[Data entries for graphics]
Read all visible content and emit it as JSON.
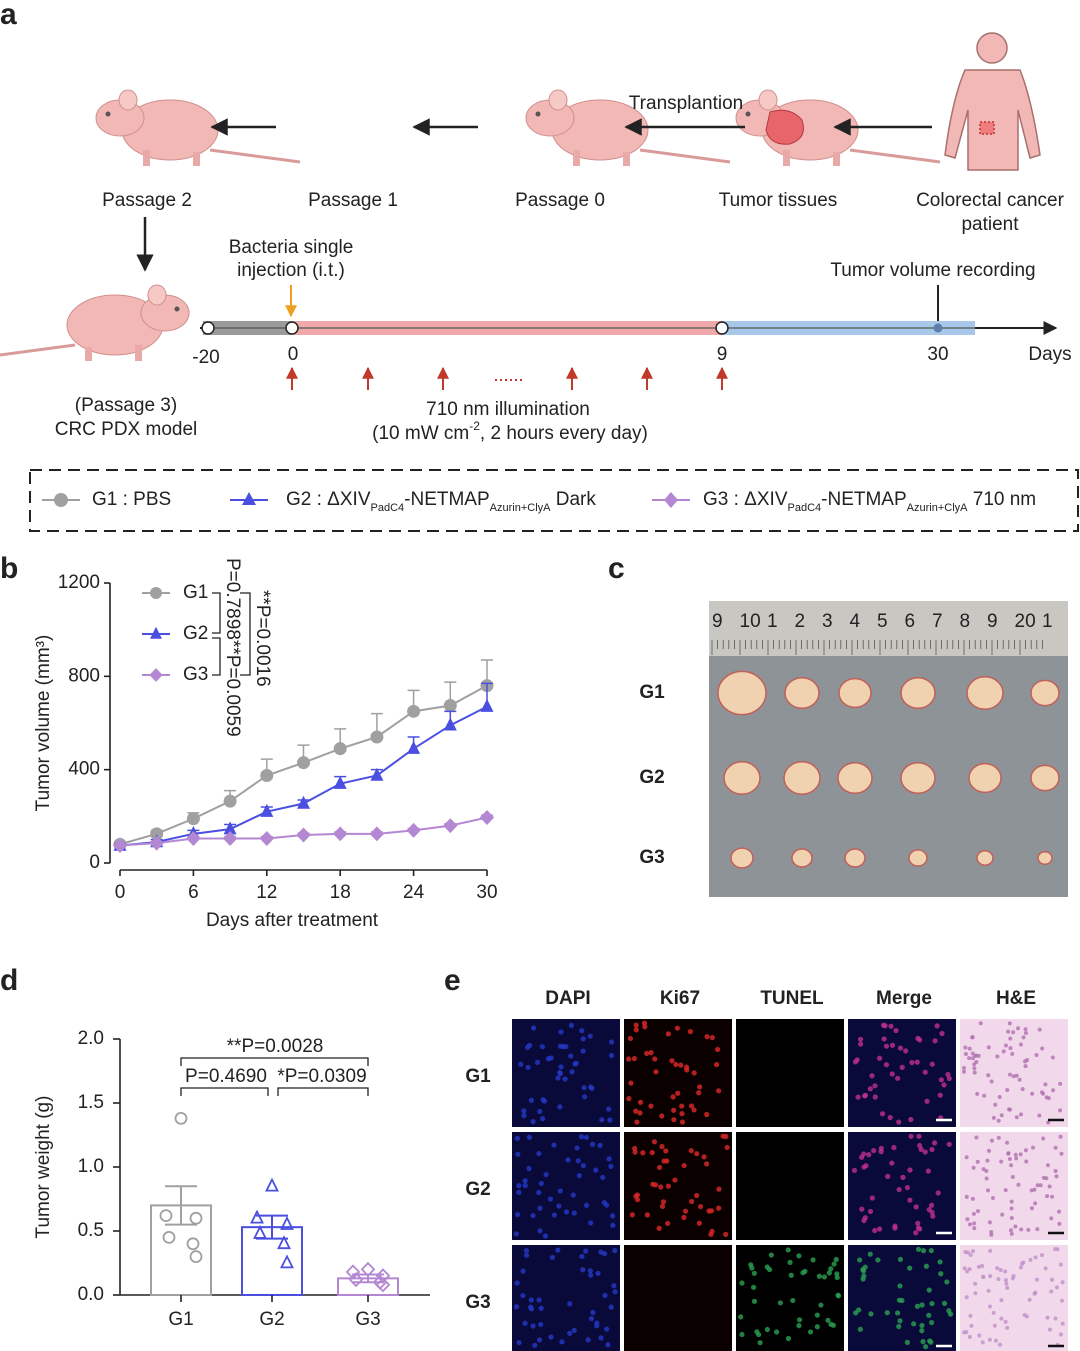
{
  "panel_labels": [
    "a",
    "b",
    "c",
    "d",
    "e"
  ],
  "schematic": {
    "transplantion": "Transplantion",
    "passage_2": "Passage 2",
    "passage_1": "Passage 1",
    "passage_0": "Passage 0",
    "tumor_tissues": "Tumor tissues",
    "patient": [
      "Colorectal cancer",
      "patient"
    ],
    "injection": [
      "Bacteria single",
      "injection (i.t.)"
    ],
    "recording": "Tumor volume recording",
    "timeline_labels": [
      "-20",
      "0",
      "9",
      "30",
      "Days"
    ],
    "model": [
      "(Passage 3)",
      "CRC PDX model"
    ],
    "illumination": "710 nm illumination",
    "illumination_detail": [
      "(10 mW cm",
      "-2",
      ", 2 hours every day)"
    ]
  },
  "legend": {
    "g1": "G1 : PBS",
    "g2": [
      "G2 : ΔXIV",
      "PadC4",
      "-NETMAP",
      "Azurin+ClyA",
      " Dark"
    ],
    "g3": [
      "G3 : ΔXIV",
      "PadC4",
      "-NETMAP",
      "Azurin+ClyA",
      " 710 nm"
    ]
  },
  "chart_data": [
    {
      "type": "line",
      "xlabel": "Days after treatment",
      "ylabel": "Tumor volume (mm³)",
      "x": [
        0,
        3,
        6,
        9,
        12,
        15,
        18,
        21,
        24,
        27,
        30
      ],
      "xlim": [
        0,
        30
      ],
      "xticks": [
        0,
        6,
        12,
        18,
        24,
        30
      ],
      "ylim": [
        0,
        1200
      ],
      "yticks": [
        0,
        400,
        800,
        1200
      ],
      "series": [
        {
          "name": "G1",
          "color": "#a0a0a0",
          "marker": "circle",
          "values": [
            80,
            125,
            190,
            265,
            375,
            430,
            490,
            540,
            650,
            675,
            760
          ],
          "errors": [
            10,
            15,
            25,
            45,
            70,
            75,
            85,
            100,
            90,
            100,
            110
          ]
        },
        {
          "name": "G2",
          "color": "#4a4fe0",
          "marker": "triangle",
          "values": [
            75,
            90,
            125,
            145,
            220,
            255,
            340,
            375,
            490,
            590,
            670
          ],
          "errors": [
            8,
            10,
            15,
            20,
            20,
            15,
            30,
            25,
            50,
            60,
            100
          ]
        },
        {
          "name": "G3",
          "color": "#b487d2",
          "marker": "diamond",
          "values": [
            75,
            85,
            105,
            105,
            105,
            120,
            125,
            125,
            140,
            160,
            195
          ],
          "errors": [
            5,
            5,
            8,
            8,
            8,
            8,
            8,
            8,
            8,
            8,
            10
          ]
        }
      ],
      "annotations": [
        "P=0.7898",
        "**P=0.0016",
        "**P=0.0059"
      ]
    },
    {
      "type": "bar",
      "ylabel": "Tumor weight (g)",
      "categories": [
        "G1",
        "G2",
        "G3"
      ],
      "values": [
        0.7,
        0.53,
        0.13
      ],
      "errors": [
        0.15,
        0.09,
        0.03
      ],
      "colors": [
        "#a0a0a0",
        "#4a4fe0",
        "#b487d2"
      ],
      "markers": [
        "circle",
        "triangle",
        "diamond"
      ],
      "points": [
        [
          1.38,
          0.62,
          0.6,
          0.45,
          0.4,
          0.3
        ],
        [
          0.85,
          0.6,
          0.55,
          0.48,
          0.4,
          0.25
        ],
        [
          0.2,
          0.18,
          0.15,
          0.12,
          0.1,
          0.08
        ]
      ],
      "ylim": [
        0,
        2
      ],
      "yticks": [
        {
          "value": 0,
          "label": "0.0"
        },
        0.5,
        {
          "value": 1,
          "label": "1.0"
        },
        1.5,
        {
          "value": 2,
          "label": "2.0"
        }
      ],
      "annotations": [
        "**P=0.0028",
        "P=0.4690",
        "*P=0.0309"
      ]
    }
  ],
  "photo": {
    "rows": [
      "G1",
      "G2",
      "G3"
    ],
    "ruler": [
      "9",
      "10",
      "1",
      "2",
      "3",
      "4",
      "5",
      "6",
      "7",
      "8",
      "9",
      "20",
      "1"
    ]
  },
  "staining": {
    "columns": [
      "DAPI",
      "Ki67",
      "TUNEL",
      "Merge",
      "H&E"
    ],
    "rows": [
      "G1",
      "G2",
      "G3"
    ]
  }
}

* * *

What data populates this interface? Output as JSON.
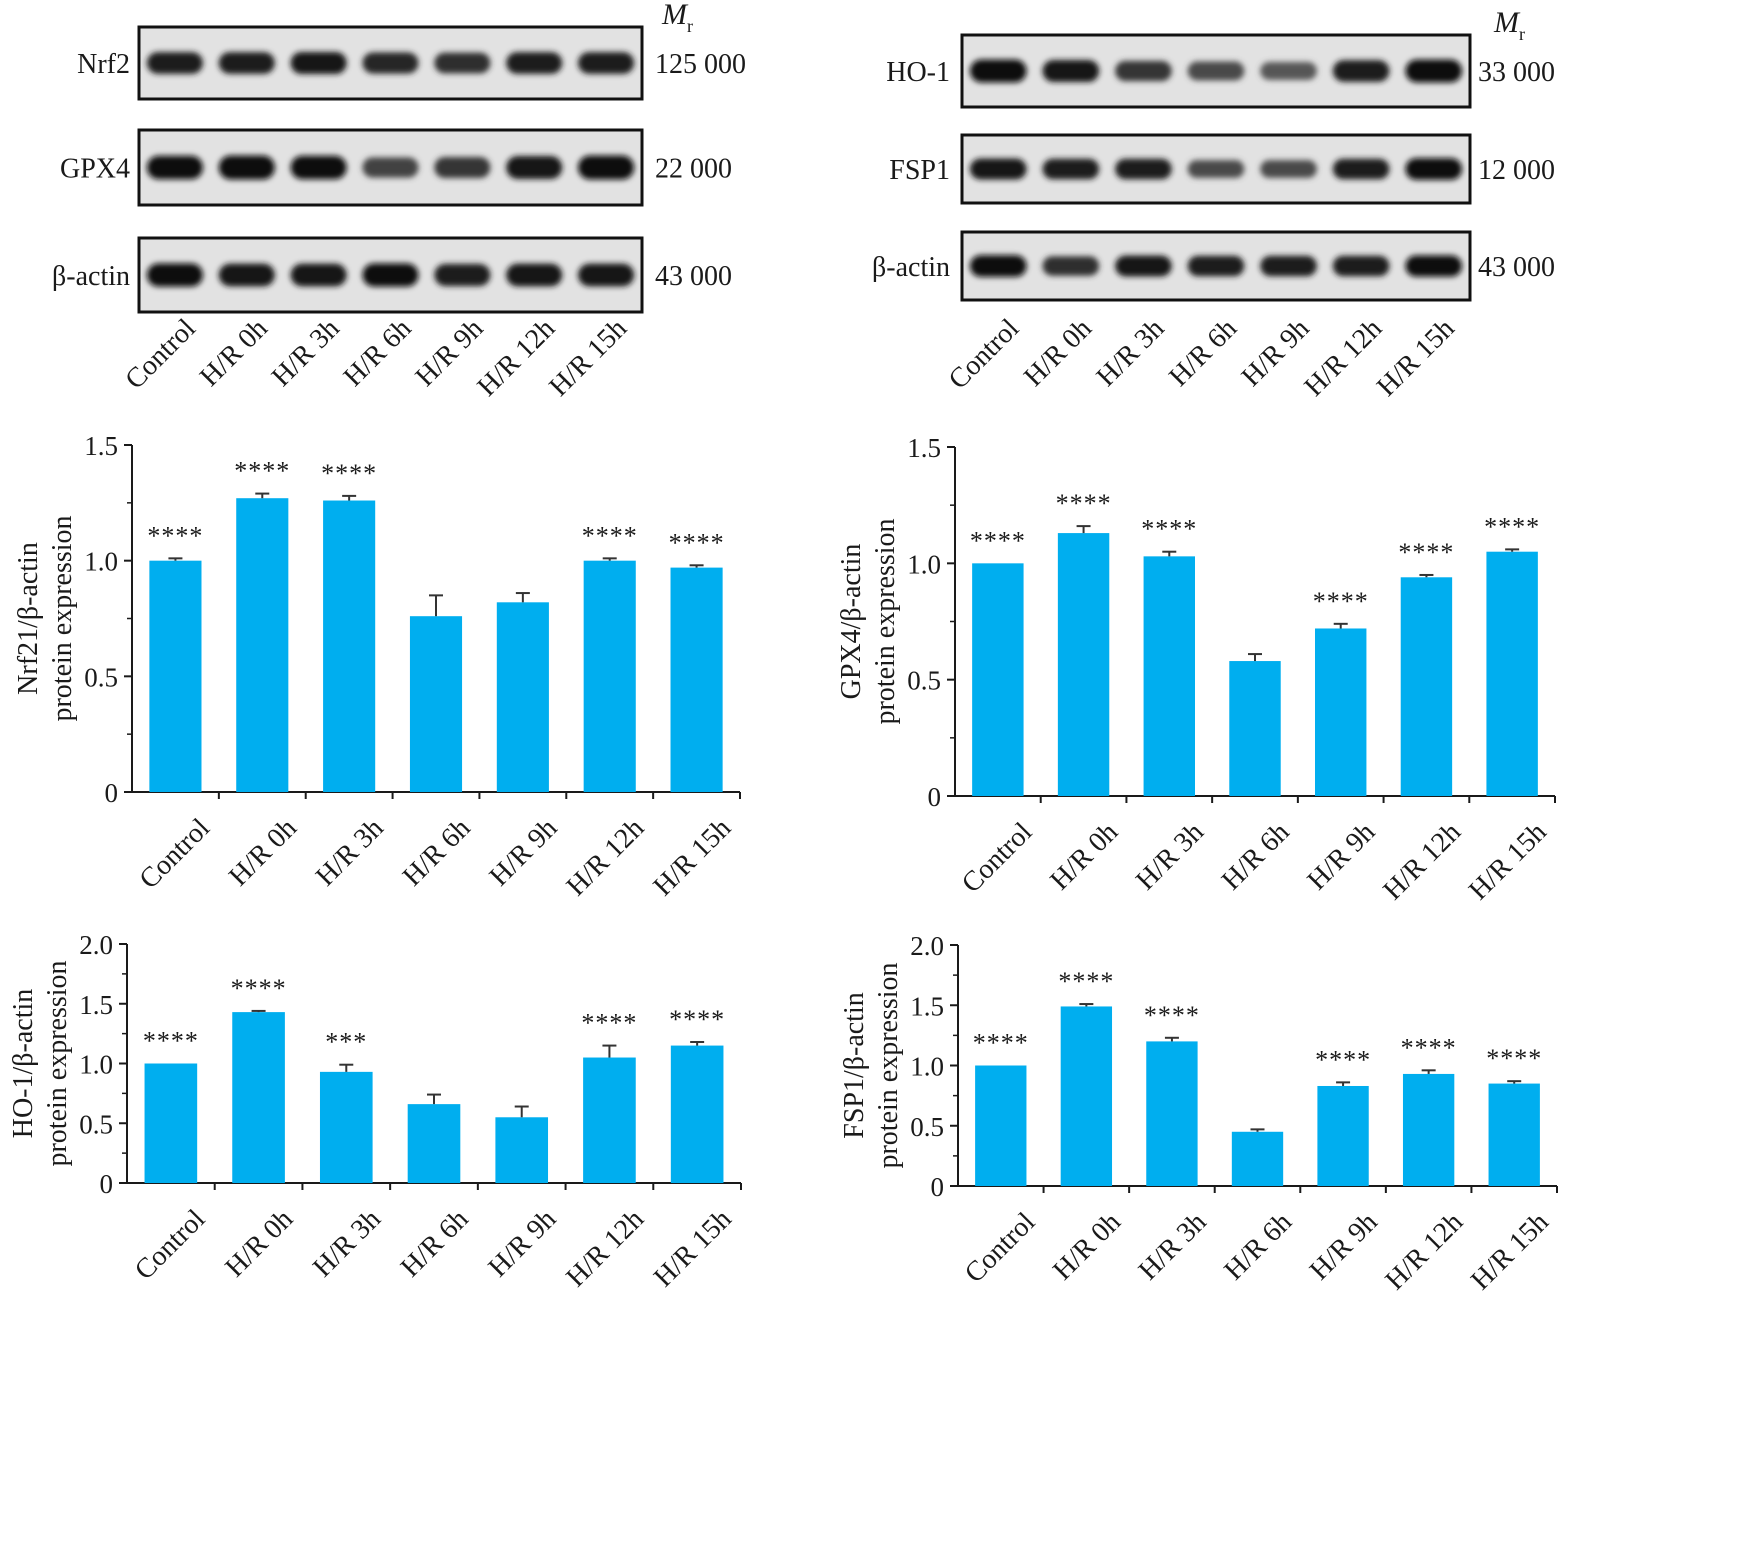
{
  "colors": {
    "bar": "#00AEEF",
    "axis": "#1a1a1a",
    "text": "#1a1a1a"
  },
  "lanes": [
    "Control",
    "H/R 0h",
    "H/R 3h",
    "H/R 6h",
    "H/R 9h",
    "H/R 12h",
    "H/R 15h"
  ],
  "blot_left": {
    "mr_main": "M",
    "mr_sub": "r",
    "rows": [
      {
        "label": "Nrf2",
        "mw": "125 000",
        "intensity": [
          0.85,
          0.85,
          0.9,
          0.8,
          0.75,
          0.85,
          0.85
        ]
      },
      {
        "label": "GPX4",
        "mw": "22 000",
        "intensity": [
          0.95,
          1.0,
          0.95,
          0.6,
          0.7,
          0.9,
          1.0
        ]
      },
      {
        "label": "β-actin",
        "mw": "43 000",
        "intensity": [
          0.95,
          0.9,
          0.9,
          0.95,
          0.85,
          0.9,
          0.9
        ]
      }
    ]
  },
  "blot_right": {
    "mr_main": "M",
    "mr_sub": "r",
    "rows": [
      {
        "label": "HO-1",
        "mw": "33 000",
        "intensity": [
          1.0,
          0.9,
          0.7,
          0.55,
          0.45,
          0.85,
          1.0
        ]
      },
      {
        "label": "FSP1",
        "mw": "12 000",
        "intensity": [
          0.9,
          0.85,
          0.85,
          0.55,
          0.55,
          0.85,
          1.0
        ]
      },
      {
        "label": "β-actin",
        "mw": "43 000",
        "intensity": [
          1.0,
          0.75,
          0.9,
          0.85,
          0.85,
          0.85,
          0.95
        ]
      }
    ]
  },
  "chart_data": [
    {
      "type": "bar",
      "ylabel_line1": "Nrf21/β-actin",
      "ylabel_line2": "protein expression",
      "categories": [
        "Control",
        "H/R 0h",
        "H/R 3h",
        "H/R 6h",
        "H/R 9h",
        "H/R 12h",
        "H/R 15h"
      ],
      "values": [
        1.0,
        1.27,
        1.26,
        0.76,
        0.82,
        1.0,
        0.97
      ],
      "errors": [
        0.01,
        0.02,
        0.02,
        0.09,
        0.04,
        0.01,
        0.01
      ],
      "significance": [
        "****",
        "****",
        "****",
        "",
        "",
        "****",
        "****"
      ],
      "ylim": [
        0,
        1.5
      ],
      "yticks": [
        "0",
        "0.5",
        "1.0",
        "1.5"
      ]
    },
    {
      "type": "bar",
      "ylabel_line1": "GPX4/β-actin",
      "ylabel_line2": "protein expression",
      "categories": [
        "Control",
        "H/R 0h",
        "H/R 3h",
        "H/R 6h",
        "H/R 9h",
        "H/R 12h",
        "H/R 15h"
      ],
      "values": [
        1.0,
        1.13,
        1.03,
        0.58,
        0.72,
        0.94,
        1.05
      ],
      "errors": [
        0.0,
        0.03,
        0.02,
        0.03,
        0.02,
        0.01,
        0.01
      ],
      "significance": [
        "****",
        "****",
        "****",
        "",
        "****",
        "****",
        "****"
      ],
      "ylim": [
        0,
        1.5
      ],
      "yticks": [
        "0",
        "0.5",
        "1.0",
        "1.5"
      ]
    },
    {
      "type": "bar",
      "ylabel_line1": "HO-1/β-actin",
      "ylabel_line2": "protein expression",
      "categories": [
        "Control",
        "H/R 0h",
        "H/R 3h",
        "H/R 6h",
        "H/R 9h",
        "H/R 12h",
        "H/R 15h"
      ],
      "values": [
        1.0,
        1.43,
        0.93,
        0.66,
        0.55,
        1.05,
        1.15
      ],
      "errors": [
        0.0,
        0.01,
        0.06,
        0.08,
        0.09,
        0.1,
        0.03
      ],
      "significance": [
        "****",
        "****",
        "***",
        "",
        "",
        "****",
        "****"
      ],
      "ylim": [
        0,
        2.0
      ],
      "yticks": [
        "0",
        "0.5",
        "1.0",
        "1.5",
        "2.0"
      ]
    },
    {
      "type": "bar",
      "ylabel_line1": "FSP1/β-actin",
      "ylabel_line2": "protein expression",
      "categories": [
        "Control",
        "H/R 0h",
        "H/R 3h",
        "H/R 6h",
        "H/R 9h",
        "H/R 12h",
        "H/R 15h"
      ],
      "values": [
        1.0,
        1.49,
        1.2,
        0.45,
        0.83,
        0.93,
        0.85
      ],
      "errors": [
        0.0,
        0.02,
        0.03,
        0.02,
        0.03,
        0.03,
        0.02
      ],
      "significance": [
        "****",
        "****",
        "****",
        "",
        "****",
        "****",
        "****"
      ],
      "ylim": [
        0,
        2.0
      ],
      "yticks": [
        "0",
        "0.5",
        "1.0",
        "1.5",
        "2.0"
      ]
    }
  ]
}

Exercise prompt – Whenever a line in the data holds "Passage", copy that line.

Answer area –
    "passage_2": "Passage 2",
    "passage_1": "Passage 1",
    "passage_0": "Passage 0",
      "(Passage 3)",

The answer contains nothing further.